--- start ---

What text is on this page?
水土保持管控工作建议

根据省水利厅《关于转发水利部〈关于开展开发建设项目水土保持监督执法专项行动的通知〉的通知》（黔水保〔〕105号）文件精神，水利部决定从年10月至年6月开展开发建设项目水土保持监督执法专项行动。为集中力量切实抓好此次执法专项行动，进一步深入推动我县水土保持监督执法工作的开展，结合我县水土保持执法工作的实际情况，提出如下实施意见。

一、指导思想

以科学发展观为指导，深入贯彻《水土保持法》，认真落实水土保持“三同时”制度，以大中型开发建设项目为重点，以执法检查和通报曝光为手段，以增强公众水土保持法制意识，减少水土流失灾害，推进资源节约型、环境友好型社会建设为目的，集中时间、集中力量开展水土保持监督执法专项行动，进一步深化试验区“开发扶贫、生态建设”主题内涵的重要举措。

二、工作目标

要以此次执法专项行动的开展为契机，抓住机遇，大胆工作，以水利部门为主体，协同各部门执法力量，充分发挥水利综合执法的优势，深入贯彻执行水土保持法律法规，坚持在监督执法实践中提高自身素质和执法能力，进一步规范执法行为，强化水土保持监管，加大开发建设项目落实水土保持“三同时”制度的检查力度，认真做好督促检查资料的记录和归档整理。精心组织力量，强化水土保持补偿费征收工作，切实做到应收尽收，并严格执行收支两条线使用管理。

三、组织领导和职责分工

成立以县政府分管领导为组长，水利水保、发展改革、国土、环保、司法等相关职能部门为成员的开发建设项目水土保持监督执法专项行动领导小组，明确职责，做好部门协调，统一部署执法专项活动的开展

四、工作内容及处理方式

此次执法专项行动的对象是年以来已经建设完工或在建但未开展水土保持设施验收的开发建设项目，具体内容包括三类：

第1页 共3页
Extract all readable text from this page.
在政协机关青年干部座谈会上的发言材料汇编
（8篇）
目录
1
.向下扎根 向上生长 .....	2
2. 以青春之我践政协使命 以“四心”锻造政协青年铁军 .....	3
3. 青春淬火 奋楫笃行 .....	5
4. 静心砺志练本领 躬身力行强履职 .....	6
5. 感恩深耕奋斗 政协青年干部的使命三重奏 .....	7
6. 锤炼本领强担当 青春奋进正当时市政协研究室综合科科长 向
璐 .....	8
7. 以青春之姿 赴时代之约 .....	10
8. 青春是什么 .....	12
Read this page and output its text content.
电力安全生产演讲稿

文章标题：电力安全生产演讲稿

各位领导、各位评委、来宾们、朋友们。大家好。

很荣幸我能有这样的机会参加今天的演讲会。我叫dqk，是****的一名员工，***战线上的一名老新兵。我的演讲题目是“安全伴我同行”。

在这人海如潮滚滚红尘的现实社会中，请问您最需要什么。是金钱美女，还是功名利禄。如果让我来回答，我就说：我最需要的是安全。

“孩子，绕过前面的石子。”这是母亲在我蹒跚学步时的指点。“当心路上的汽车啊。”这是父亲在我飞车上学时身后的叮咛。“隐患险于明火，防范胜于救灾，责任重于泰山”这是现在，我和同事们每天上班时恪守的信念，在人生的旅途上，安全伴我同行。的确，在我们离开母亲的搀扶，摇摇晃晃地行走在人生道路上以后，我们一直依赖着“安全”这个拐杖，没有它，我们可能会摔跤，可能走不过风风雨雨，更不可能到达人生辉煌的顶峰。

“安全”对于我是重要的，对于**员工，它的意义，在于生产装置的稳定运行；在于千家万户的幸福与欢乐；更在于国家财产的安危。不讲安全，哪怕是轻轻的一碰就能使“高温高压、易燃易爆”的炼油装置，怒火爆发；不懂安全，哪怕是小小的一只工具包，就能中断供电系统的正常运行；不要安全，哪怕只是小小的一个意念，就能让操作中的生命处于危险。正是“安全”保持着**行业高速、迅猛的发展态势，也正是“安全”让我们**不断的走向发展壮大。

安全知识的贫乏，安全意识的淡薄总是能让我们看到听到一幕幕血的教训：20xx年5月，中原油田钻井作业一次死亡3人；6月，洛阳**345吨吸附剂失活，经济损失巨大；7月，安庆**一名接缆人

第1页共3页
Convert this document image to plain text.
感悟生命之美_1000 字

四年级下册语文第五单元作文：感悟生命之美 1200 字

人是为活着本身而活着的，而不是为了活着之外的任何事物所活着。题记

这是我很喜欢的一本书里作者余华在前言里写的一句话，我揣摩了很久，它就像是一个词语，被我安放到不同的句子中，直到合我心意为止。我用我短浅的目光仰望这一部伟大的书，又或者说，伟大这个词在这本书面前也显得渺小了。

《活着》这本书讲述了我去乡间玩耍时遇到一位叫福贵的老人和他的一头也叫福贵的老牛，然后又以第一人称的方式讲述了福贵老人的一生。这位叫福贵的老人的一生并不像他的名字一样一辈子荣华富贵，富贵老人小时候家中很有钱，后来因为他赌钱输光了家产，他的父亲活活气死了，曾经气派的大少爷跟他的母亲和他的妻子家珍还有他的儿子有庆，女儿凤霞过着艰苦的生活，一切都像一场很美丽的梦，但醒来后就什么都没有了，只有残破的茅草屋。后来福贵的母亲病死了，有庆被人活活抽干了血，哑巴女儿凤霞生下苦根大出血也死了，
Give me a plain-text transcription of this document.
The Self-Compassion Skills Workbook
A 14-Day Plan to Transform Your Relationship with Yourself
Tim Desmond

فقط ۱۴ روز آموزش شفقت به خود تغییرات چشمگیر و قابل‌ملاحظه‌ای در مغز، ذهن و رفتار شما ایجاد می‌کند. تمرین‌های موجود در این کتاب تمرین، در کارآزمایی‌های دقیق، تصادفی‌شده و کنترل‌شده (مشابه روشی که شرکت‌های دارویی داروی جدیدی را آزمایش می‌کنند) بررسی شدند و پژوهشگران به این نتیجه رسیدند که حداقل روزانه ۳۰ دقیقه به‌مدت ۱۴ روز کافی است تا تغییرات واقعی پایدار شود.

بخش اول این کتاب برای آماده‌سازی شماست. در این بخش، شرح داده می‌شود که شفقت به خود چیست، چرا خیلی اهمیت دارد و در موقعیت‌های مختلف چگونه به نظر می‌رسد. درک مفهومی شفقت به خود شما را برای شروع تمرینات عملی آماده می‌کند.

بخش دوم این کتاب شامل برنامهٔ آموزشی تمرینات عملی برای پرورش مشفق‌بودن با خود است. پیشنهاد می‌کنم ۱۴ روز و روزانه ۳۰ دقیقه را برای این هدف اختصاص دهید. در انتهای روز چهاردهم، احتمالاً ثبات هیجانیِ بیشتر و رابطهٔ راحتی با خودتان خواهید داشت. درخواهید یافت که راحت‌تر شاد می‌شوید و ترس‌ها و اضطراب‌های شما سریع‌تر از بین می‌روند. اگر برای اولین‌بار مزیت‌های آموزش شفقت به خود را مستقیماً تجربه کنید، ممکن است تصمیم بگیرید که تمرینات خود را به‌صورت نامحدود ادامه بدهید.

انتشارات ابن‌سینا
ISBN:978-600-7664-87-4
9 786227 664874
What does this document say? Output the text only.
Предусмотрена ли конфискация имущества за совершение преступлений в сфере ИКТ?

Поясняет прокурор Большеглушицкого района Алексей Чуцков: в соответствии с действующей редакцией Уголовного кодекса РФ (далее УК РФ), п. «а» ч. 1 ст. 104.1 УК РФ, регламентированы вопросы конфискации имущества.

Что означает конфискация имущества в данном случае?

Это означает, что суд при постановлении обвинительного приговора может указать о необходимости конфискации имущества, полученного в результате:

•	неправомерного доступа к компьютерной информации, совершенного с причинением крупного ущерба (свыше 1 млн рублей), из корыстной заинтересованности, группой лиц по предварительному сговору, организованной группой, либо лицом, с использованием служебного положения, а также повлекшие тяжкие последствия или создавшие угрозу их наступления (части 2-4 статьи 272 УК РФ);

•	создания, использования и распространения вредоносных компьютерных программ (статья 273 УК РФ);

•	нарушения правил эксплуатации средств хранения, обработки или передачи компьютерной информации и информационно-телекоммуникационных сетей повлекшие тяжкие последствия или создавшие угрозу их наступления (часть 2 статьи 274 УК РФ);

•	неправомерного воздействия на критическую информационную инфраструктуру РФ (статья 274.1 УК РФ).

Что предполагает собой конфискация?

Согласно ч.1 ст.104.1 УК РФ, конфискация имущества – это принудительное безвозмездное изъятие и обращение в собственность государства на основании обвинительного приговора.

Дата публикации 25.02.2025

--- end ---

# Exercise objective
Tally the lines of the listing that include "document". Reply with nothing but the count.

# Written response
3